Output each entry that follows exactly. Images stay out.

_TASK INPUTS_
.....

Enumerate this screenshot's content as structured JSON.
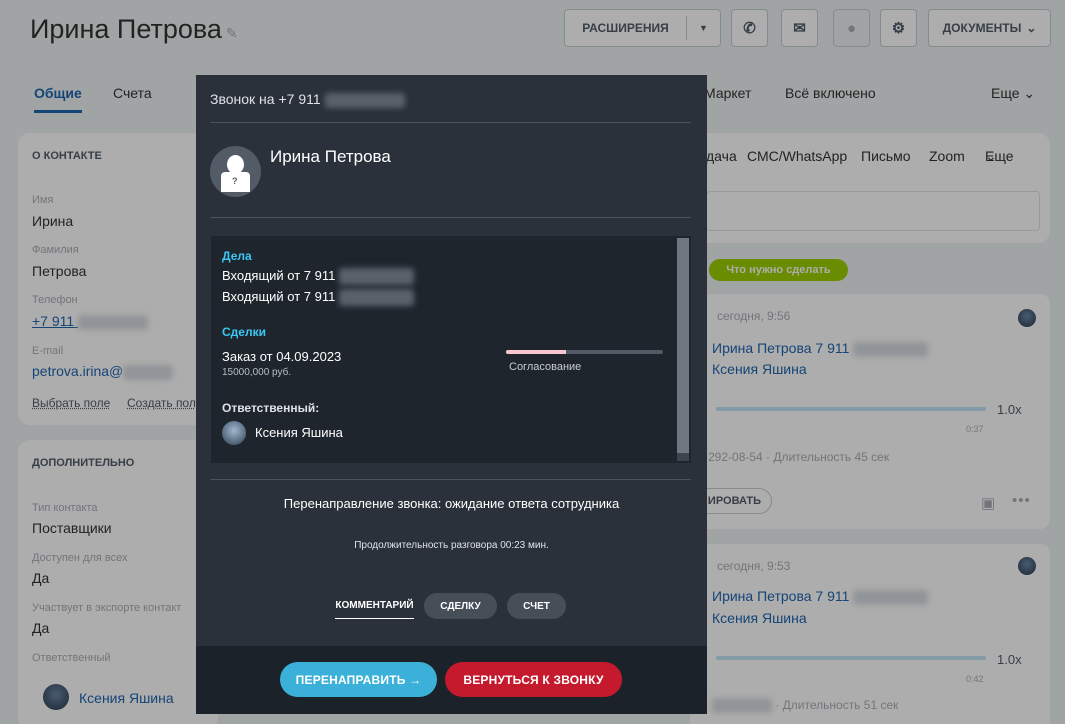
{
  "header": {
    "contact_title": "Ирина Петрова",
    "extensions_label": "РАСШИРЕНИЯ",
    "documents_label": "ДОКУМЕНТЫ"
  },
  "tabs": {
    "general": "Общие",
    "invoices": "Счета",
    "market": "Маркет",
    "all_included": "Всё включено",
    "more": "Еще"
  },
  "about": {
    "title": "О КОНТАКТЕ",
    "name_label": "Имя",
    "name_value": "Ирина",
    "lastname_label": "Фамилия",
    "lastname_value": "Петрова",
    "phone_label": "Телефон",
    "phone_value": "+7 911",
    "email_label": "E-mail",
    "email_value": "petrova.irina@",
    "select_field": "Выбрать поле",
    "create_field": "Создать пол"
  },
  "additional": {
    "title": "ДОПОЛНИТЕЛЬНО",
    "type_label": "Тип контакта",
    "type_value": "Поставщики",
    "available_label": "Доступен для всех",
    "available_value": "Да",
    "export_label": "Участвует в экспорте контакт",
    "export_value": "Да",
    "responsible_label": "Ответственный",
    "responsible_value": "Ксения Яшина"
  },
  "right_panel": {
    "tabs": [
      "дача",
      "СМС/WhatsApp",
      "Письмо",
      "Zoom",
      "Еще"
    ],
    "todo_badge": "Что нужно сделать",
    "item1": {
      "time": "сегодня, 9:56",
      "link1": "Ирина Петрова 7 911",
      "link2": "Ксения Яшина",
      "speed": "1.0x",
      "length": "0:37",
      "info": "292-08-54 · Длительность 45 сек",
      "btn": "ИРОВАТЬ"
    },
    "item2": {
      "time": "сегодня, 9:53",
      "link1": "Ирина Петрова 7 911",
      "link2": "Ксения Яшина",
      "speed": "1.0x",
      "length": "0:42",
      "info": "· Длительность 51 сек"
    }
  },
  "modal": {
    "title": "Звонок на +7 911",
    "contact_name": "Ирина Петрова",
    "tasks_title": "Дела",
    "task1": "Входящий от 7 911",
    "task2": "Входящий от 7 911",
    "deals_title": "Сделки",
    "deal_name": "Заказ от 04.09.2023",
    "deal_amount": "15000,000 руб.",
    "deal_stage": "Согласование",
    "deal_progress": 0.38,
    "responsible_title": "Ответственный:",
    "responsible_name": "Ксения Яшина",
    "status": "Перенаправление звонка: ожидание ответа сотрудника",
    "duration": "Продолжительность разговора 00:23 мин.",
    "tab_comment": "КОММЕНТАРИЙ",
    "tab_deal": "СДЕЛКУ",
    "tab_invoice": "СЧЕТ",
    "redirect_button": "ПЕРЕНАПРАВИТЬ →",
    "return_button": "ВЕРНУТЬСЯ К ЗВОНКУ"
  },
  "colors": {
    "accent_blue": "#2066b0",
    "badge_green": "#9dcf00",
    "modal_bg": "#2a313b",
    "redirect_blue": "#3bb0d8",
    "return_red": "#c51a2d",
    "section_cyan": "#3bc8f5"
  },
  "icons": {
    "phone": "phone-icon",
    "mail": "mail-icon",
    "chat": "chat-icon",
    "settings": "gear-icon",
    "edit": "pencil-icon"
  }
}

.....

_WORKED SOLUTION_
Enumerate this screenshot's content as structured JSON.
{
  "header": {
    "contact_title": "Ирина Петрова",
    "extensions_label": "РАСШИРЕНИЯ",
    "documents_label": "ДОКУМЕНТЫ"
  },
  "tabs": {
    "general": "Общие",
    "invoices": "Счета",
    "market": "Маркет",
    "all_included": "Всё включено",
    "more": "Еще"
  },
  "about": {
    "title": "О КОНТАКТЕ",
    "name_label": "Имя",
    "name_value": "Ирина",
    "lastname_label": "Фамилия",
    "lastname_value": "Петрова",
    "phone_label": "Телефон",
    "phone_value": "+7 911",
    "email_label": "E-mail",
    "email_value": "petrova.irina@",
    "select_field": "Выбрать поле",
    "create_field": "Создать пол"
  },
  "additional": {
    "title": "ДОПОЛНИТЕЛЬНО",
    "type_label": "Тип контакта",
    "type_value": "Поставщики",
    "available_label": "Доступен для всех",
    "available_value": "Да",
    "export_label": "Участвует в экспорте контакт",
    "export_value": "Да",
    "responsible_label": "Ответственный",
    "responsible_value": "Ксения Яшина"
  },
  "right_panel": {
    "tabs": [
      "дача",
      "СМС/WhatsApp",
      "Письмо",
      "Zoom",
      "Еще"
    ],
    "todo_badge": "Что нужно сделать",
    "item1": {
      "time": "сегодня, 9:56",
      "link1": "Ирина Петрова 7 911",
      "link2": "Ксения Яшина",
      "speed": "1.0x",
      "length": "0:37",
      "info": "292-08-54 · Длительность 45 сек",
      "btn": "ИРОВАТЬ"
    },
    "item2": {
      "time": "сегодня, 9:53",
      "link1": "Ирина Петрова 7 911",
      "link2": "Ксения Яшина",
      "speed": "1.0x",
      "length": "0:42",
      "info": "· Длительность 51 сек"
    }
  },
  "modal": {
    "title": "Звонок на +7 911",
    "contact_name": "Ирина Петрова",
    "tasks_title": "Дела",
    "task1": "Входящий от 7 911",
    "task2": "Входящий от 7 911",
    "deals_title": "Сделки",
    "deal_name": "Заказ от 04.09.2023",
    "deal_amount": "15000,000 руб.",
    "deal_stage": "Согласование",
    "deal_progress": 0.38,
    "responsible_title": "Ответственный:",
    "responsible_name": "Ксения Яшина",
    "status": "Перенаправление звонка: ожидание ответа сотрудника",
    "duration": "Продолжительность разговора 00:23 мин.",
    "tab_comment": "КОММЕНТАРИЙ",
    "tab_deal": "СДЕЛКУ",
    "tab_invoice": "СЧЕТ",
    "redirect_button": "ПЕРЕНАПРАВИТЬ →",
    "return_button": "ВЕРНУТЬСЯ К ЗВОНКУ"
  },
  "colors": {
    "accent_blue": "#2066b0",
    "badge_green": "#9dcf00",
    "modal_bg": "#2a313b",
    "redirect_blue": "#3bb0d8",
    "return_red": "#c51a2d",
    "section_cyan": "#3bc8f5"
  },
  "icons": {
    "phone": "phone-icon",
    "mail": "mail-icon",
    "chat": "chat-icon",
    "settings": "gear-icon",
    "edit": "pencil-icon"
  }
}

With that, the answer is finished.